--- Begin ---

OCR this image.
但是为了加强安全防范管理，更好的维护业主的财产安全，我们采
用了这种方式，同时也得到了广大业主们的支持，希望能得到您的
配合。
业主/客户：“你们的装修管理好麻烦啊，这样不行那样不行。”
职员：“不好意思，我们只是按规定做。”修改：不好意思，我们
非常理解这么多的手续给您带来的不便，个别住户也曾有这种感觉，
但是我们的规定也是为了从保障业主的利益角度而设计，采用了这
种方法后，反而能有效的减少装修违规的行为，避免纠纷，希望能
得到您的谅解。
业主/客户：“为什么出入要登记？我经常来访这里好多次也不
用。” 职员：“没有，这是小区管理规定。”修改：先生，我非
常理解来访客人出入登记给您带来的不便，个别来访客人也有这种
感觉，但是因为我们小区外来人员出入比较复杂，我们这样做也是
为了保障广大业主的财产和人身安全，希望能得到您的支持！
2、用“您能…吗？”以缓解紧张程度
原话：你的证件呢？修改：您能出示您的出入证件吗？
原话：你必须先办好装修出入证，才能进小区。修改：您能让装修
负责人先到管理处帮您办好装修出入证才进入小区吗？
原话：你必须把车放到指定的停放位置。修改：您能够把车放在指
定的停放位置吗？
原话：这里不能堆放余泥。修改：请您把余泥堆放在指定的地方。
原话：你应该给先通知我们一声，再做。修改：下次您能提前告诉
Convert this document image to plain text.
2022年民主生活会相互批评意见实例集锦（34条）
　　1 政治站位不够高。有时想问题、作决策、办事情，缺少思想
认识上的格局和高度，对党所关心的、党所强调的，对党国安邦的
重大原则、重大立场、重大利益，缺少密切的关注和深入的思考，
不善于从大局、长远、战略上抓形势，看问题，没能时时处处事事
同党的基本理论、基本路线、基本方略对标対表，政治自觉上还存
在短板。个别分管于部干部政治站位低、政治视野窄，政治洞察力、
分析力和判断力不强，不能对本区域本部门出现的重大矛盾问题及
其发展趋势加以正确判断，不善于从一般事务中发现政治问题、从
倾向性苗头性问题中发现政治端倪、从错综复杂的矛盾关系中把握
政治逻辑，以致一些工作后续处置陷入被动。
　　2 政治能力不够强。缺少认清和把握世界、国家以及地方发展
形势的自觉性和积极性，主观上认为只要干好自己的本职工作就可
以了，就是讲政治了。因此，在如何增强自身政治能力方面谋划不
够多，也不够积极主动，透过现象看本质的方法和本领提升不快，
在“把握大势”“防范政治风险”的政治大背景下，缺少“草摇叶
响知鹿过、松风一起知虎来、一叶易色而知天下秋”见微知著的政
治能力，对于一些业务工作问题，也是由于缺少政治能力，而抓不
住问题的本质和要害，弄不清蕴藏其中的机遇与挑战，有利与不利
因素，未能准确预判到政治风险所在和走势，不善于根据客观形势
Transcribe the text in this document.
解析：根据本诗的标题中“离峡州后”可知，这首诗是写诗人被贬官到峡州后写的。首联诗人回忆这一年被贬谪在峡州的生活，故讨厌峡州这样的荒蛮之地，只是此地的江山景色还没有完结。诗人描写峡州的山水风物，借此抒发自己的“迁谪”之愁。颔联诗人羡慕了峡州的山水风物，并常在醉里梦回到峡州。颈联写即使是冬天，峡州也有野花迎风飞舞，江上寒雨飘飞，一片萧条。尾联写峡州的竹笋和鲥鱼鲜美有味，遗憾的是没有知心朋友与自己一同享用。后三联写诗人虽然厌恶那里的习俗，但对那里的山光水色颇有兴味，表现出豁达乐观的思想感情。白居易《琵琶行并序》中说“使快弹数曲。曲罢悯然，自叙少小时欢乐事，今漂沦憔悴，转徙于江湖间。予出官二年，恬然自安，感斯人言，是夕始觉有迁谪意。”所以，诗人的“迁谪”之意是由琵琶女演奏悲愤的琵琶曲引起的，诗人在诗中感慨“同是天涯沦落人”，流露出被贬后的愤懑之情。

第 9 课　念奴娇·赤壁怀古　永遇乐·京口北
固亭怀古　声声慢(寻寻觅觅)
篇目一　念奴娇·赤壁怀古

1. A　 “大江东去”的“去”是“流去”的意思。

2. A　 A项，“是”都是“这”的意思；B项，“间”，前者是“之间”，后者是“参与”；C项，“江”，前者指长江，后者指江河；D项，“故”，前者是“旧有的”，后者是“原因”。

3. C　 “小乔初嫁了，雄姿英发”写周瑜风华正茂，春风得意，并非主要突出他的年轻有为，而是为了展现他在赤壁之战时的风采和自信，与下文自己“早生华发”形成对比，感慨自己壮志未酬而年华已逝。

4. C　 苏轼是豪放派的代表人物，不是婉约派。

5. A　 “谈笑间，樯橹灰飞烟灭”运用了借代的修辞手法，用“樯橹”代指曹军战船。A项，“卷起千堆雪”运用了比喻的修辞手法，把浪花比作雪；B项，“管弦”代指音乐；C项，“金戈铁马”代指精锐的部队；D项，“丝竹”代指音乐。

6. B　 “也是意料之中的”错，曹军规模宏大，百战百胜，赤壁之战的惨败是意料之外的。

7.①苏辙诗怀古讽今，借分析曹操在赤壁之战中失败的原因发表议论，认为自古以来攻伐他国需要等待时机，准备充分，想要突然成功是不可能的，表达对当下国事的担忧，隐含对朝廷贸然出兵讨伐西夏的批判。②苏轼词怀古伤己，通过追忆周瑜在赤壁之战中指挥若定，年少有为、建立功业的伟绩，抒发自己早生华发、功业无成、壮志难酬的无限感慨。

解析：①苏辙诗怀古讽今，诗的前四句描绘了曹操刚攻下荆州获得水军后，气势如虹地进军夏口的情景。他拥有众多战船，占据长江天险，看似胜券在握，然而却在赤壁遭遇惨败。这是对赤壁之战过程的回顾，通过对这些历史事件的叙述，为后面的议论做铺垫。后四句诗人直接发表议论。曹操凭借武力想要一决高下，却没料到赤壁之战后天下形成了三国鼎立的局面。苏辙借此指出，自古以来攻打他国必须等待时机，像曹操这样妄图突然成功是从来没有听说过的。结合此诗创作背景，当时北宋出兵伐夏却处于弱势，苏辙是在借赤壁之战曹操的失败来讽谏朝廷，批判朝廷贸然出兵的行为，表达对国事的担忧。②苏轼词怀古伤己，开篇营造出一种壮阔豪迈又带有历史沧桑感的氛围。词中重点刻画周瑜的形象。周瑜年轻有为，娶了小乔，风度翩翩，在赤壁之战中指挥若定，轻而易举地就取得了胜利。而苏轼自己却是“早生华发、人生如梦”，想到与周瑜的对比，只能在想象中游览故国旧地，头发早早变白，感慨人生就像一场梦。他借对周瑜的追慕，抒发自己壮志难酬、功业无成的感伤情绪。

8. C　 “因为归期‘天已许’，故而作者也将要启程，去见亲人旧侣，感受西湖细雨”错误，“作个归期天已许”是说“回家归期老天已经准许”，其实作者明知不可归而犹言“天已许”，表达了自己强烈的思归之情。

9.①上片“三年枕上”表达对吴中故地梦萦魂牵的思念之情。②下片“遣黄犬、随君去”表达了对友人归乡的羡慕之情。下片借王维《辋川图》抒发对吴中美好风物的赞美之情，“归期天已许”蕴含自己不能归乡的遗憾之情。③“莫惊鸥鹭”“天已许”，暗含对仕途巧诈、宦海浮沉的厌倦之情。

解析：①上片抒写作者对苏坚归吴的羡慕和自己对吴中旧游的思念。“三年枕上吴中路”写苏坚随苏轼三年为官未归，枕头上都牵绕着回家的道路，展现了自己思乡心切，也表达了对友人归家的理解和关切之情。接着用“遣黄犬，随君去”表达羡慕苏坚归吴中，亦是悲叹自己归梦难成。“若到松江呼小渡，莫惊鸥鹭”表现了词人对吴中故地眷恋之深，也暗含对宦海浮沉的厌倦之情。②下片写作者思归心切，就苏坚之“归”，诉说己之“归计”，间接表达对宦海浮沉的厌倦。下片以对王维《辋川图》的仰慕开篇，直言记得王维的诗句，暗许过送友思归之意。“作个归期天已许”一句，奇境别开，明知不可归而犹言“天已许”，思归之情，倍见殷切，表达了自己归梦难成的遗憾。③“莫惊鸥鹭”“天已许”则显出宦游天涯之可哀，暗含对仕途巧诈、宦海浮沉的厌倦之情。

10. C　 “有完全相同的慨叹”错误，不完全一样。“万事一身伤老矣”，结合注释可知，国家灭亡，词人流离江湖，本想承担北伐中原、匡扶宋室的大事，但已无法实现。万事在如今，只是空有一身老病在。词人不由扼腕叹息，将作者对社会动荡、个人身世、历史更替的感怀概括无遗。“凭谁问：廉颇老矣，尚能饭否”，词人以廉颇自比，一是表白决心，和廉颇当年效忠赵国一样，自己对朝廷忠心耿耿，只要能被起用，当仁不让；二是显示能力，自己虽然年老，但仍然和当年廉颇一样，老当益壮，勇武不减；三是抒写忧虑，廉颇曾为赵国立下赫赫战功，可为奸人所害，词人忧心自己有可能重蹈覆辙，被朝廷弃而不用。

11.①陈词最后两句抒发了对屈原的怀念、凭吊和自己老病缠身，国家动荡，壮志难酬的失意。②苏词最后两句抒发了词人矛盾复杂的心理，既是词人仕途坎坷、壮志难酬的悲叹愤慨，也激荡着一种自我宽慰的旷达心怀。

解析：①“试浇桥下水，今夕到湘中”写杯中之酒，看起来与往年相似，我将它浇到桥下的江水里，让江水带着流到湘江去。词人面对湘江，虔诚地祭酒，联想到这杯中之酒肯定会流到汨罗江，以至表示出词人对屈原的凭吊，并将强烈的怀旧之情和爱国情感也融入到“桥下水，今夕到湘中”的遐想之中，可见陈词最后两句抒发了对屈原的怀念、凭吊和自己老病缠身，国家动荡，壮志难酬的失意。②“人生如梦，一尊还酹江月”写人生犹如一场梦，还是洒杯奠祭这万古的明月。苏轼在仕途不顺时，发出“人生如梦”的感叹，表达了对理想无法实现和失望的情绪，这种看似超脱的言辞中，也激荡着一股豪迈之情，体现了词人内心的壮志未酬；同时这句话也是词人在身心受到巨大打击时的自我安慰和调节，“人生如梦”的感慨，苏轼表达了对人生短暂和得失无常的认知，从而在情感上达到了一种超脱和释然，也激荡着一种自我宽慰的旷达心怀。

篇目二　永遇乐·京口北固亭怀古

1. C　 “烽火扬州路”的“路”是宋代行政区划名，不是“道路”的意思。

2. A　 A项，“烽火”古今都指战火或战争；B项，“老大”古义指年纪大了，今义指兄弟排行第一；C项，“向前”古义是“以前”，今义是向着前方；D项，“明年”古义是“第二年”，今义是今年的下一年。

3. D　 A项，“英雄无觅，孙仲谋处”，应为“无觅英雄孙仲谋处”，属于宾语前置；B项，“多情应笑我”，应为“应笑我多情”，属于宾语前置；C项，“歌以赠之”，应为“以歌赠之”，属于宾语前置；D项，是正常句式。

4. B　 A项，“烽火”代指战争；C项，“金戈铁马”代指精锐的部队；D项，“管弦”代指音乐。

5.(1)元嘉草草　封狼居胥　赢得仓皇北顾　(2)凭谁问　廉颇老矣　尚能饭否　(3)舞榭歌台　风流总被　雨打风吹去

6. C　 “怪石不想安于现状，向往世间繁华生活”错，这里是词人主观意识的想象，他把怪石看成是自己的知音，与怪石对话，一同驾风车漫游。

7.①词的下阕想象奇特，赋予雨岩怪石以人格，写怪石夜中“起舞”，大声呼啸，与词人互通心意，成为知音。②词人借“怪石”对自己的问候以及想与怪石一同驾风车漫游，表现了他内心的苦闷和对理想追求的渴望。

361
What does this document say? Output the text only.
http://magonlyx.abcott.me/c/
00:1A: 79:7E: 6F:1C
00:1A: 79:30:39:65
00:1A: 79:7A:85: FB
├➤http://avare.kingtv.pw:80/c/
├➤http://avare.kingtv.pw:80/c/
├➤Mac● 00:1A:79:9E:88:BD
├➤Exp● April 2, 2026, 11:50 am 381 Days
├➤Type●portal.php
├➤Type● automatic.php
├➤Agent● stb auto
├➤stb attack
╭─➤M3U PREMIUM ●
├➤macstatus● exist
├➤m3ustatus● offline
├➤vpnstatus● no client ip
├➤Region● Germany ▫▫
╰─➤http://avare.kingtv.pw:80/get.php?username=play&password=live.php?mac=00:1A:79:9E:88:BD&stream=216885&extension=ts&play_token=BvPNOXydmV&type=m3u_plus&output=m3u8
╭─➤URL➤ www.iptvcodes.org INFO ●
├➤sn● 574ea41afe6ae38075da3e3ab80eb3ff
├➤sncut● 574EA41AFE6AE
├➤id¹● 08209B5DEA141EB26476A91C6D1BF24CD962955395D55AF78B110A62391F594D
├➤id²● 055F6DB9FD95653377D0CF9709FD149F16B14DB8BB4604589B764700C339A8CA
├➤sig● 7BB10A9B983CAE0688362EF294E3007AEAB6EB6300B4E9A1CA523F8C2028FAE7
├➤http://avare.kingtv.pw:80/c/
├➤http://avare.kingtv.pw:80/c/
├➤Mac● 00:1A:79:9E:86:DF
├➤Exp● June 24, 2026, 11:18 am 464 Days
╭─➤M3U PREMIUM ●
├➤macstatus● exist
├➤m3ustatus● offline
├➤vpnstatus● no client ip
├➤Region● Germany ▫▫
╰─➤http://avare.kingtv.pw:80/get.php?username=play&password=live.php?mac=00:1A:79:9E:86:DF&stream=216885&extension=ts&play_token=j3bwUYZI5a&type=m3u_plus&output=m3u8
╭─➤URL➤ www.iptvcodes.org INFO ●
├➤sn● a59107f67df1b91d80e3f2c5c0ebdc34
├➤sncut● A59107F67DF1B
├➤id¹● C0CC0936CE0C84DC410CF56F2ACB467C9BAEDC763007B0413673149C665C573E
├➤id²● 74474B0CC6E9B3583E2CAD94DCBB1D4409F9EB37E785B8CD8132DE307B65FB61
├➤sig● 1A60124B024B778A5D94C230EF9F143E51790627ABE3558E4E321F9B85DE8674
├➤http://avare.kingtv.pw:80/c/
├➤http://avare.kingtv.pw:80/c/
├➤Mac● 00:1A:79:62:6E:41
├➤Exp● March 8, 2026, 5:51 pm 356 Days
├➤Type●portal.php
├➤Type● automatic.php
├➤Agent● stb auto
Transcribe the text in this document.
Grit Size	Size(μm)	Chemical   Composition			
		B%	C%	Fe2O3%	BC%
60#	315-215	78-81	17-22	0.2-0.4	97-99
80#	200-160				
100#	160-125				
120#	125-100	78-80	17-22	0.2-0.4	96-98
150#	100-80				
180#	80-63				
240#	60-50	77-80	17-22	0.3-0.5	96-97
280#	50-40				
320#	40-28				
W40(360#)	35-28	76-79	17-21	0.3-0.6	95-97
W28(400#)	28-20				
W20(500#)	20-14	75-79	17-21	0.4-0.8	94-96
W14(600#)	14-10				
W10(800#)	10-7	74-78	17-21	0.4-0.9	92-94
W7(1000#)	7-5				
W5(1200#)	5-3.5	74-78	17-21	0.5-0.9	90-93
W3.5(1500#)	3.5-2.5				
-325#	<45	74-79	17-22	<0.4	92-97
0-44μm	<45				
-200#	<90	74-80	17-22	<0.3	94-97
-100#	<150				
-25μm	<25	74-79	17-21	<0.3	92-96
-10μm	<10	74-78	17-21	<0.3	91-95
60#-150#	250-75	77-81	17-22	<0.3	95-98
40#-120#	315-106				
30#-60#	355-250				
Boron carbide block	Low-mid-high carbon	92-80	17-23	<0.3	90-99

--- End ---

Copy all lines from the data that hold the word "image".

* **RESPONSE BELOW**
OCR this image.
Convert this document image to plain text.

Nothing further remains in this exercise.